**What to produce**
Without the pictures, copy the entries below word for word.
------------
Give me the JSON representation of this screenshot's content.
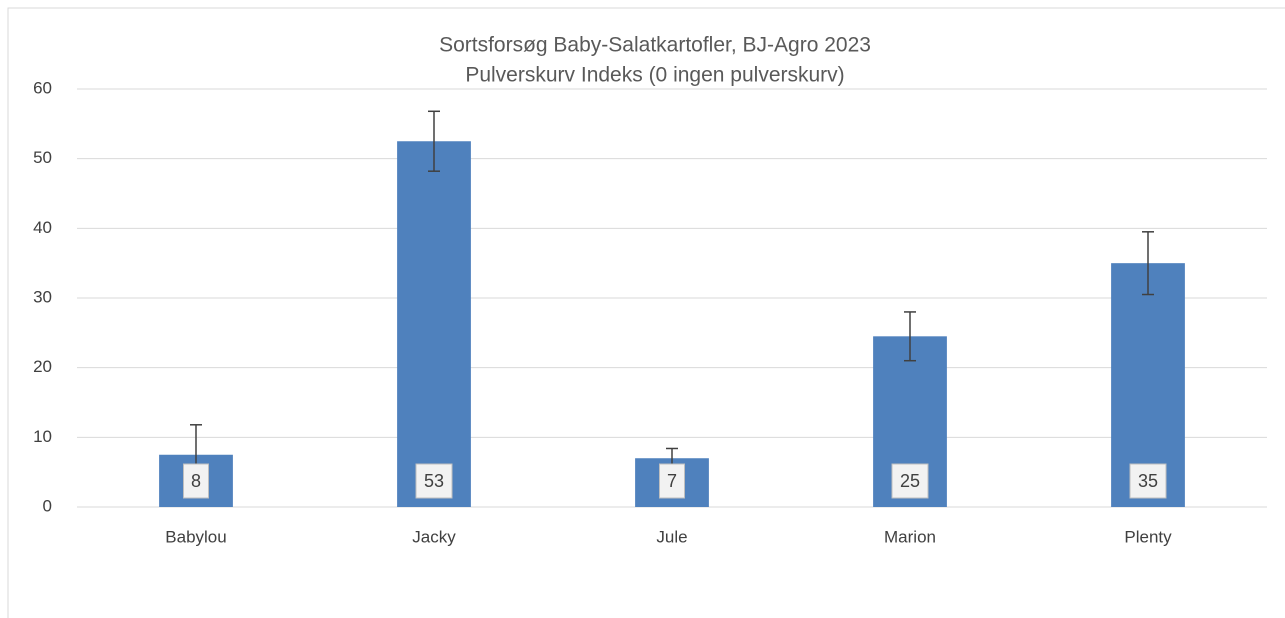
{
  "chart_data": {
    "type": "bar",
    "title": "Sortsforsøg Baby-Salatkartofler, BJ-Agro 2023",
    "subtitle": "Pulverskurv Indeks (0 ingen pulverskurv)",
    "categories": [
      "Babylou",
      "Jacky",
      "Jule",
      "Marion",
      "Plenty"
    ],
    "values": [
      7.5,
      52.5,
      7,
      24.5,
      35
    ],
    "value_labels": [
      "8",
      "53",
      "7",
      "25",
      "35"
    ],
    "errors": [
      4.3,
      4.3,
      1.4,
      3.5,
      4.5
    ],
    "color": "#4f81bd",
    "ylim": [
      0,
      60
    ],
    "yticks": [
      0,
      10,
      20,
      30,
      40,
      50,
      60
    ],
    "grid": true
  }
}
------------
**The solution**
Give me the JSON representation of this screenshot's content.
{
  "chart_data": {
    "type": "bar",
    "title": "Sortsforsøg Baby-Salatkartofler, BJ-Agro 2023",
    "subtitle": "Pulverskurv Indeks (0 ingen pulverskurv)",
    "categories": [
      "Babylou",
      "Jacky",
      "Jule",
      "Marion",
      "Plenty"
    ],
    "values": [
      7.5,
      52.5,
      7,
      24.5,
      35
    ],
    "value_labels": [
      "8",
      "53",
      "7",
      "25",
      "35"
    ],
    "errors": [
      4.3,
      4.3,
      1.4,
      3.5,
      4.5
    ],
    "color": "#4f81bd",
    "ylim": [
      0,
      60
    ],
    "yticks": [
      0,
      10,
      20,
      30,
      40,
      50,
      60
    ],
    "grid": true
  }
}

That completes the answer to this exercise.